#### Data lines
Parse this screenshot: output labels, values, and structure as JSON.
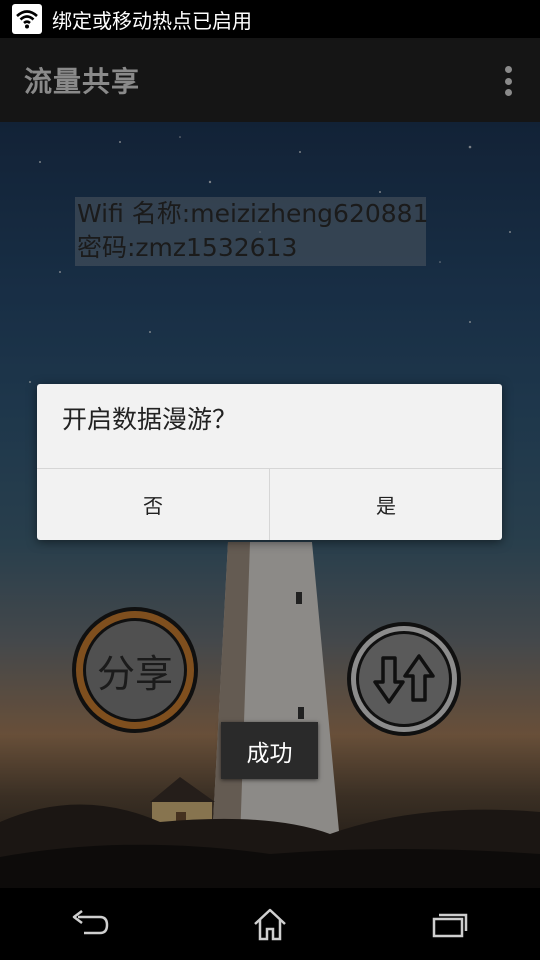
{
  "status_bar": {
    "notification_text": "绑定或移动热点已启用",
    "icon": "wifi-hotspot-icon"
  },
  "action_bar": {
    "title": "流量共享",
    "overflow_icon": "overflow-menu-icon"
  },
  "main": {
    "wifi_name_line": "Wifi 名称:meizizheng620881",
    "password_line": "密码:zmz1532613",
    "share_button_label": "分享",
    "swap_icon": "up-down-arrows-icon"
  },
  "dialog": {
    "message": "开启数据漫游？",
    "negative_label": "否",
    "positive_label": "是"
  },
  "toast": {
    "text": "成功"
  },
  "nav_bar": {
    "back_icon": "back-icon",
    "home_icon": "home-icon",
    "recents_icon": "recents-icon"
  },
  "colors": {
    "share_ring": "#c47a2e",
    "dialog_bg": "#f2f2f2",
    "action_bar_bg": "#151515"
  }
}
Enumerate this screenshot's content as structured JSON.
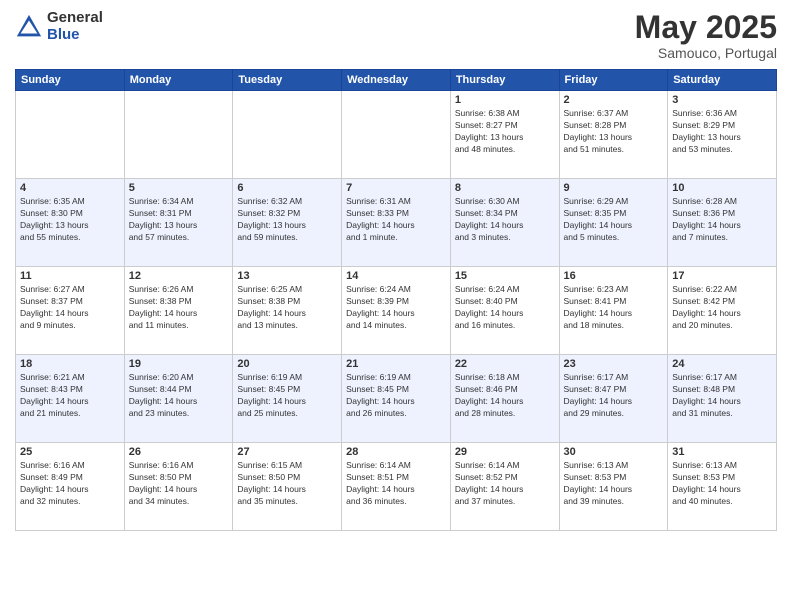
########
**Aim:**
Reproduce every line of the material precisely, omitting its pictures.

**The output:**
Parse this screenshot: output labels, values, and structure as JSON.
{
  "status_bar": {
    "notification_text": "绑定或移动热点已启用",
    "icon": "wifi-hotspot-icon"
  },
  "action_bar": {
    "title": "流量共享",
    "overflow_icon": "overflow-menu-icon"
  },
  "main": {
    "wifi_name_line": "Wifi 名称:meizizheng620881",
    "password_line": "密码:zmz1532613",
    "share_button_label": "分享",
    "swap_icon": "up-down-arrows-icon"
  },
  "dialog": {
    "message": "开启数据漫游？",
    "negative_label": "否",
    "positive_label": "是"
  },
  "toast": {
    "text": "成功"
  },
  "nav_bar": {
    "back_icon": "back-icon",
    "home_icon": "home-icon",
    "recents_icon": "recents-icon"
  },
  "colors": {
    "share_ring": "#c47a2e",
    "dialog_bg": "#f2f2f2",
    "action_bar_bg": "#151515"
  }
}
Enumerate this screenshot's content as structured JSON.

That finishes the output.